* What this task involves *
Where a line contains the word "Bookmarks", copy that line in full.

== Supplied information ==

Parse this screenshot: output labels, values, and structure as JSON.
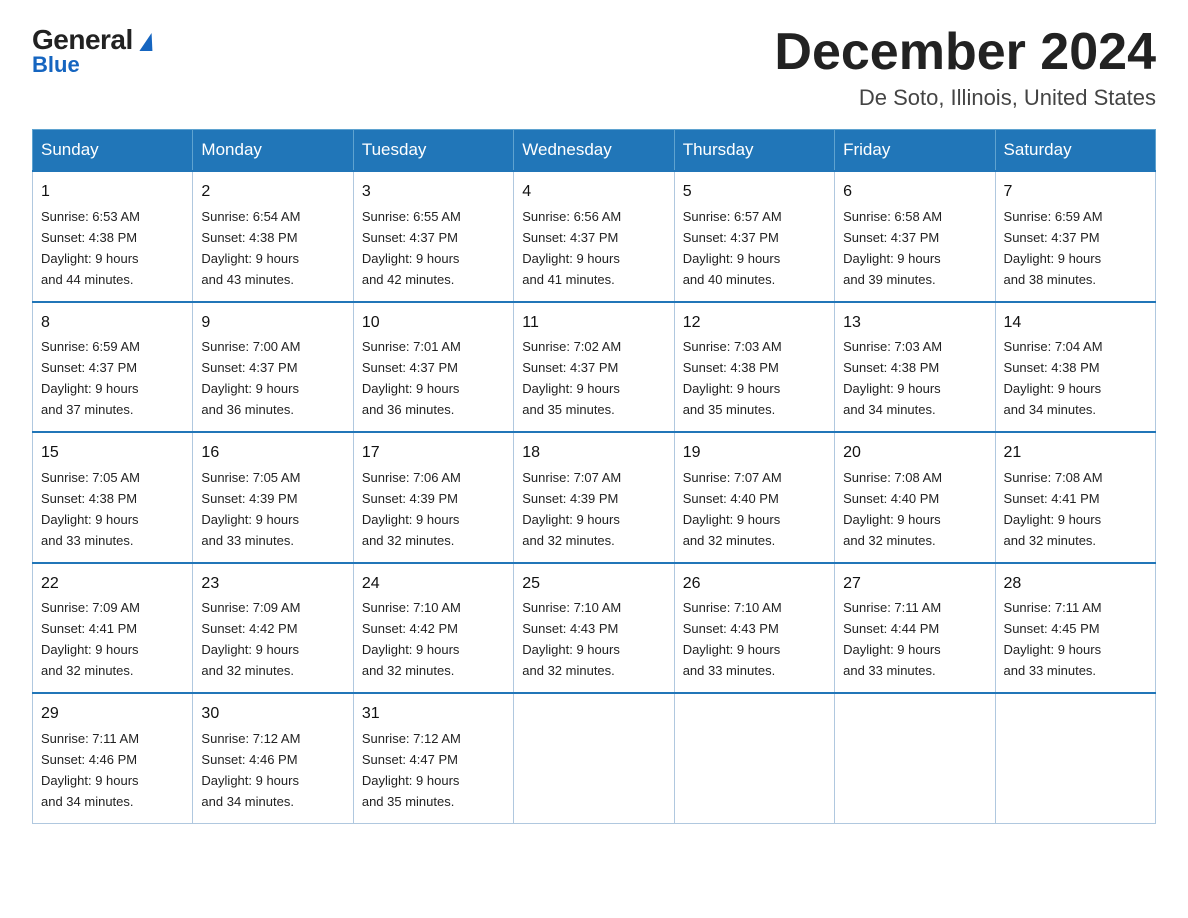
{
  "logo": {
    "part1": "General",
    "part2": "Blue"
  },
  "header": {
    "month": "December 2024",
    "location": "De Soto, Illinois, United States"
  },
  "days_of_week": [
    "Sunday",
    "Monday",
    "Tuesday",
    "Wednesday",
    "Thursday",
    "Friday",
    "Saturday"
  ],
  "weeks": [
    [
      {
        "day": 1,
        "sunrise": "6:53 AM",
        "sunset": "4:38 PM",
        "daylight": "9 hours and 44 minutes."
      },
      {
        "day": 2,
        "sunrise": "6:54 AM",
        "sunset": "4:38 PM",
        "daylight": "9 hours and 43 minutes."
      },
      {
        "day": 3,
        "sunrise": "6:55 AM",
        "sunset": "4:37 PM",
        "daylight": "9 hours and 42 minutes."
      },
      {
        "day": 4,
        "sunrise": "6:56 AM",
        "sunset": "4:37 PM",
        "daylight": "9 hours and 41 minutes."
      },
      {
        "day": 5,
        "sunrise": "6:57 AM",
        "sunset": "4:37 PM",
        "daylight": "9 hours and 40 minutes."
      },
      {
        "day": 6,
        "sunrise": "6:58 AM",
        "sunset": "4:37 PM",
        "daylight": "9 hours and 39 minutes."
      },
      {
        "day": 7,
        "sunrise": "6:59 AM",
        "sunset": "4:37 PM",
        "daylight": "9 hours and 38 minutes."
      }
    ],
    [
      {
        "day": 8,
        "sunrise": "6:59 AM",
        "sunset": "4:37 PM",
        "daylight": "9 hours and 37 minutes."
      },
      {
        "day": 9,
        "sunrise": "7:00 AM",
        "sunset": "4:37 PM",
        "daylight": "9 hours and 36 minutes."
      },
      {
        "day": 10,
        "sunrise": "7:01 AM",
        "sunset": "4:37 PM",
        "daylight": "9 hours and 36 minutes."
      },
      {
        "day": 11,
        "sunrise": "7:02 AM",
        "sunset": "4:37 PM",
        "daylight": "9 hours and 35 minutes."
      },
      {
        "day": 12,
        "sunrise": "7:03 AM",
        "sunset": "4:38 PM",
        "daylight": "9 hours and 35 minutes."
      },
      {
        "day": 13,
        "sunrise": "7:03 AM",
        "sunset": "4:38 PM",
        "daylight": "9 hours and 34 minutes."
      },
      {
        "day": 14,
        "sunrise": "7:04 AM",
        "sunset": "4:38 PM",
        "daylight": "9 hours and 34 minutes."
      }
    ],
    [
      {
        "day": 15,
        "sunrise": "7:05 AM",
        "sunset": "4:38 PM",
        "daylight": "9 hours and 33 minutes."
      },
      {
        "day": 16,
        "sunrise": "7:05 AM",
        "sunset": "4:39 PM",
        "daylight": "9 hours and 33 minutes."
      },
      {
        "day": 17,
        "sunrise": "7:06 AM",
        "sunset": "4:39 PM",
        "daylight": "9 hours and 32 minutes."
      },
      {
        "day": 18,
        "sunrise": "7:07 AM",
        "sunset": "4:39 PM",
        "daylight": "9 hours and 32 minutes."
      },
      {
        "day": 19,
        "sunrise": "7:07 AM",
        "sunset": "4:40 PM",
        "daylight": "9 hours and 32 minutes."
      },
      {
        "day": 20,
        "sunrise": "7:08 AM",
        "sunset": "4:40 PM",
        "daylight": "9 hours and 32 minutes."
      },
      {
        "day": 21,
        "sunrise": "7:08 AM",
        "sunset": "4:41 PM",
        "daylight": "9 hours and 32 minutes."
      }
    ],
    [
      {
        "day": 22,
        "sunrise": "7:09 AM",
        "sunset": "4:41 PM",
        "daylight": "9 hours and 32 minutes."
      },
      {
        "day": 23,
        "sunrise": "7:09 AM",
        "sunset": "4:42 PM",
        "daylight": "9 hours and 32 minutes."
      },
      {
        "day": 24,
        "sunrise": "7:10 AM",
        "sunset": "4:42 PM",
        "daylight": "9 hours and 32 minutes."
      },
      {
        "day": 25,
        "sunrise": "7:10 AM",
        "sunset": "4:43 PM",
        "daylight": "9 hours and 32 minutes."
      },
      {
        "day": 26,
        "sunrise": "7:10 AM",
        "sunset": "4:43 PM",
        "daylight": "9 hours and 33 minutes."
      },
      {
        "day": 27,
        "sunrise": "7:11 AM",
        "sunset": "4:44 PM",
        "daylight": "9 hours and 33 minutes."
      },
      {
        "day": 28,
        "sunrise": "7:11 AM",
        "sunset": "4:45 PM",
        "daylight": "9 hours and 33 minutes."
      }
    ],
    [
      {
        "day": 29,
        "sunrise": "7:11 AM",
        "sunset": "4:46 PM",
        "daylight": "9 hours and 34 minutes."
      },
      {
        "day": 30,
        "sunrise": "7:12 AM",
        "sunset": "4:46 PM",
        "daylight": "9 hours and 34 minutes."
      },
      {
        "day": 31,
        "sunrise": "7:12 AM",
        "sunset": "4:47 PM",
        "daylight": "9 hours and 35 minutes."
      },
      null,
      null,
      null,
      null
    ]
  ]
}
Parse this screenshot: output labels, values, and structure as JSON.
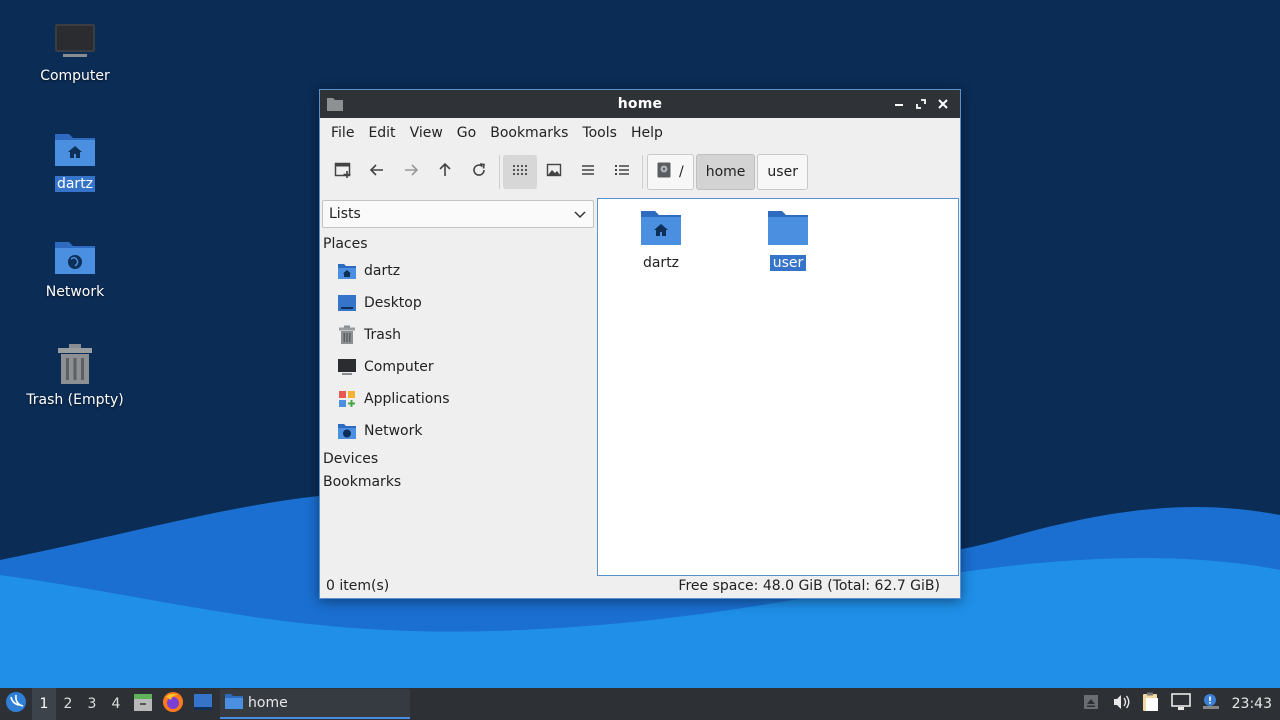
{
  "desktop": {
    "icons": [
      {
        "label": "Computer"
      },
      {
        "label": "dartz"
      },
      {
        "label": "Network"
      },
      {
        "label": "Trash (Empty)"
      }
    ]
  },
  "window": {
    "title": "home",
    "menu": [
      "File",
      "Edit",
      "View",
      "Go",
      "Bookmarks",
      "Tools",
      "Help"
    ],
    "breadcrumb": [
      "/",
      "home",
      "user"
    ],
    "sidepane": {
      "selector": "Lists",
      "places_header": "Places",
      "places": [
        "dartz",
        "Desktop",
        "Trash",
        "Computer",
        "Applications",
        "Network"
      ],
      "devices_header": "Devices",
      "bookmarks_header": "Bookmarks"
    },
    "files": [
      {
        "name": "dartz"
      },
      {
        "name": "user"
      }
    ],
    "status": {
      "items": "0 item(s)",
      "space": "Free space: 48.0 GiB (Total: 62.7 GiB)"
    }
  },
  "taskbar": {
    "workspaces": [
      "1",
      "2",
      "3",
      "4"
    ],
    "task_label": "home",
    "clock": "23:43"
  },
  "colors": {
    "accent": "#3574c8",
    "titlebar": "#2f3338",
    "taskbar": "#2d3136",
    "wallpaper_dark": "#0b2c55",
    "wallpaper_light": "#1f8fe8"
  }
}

===
== Supplied information ==

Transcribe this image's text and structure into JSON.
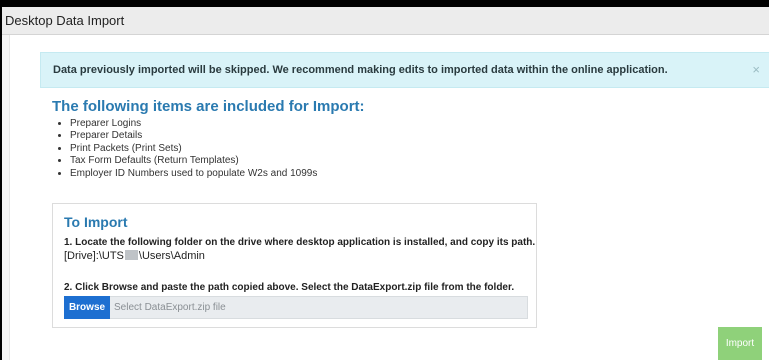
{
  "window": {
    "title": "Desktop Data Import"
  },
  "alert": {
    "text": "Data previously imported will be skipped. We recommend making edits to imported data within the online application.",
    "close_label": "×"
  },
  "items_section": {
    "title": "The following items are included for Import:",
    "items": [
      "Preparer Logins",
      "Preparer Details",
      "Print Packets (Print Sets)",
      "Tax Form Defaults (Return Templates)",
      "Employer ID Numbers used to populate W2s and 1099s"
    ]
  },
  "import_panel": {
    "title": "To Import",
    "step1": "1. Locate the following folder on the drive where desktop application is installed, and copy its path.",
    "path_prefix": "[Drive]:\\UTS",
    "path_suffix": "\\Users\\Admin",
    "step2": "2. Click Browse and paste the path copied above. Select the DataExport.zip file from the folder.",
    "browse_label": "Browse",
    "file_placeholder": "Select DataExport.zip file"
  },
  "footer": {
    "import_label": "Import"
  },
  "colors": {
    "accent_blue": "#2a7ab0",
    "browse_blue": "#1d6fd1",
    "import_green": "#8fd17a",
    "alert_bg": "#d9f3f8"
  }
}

===

* Answer to this exercise *
      "Bookmarks",
      "bookmarks_header": "Bookmarks"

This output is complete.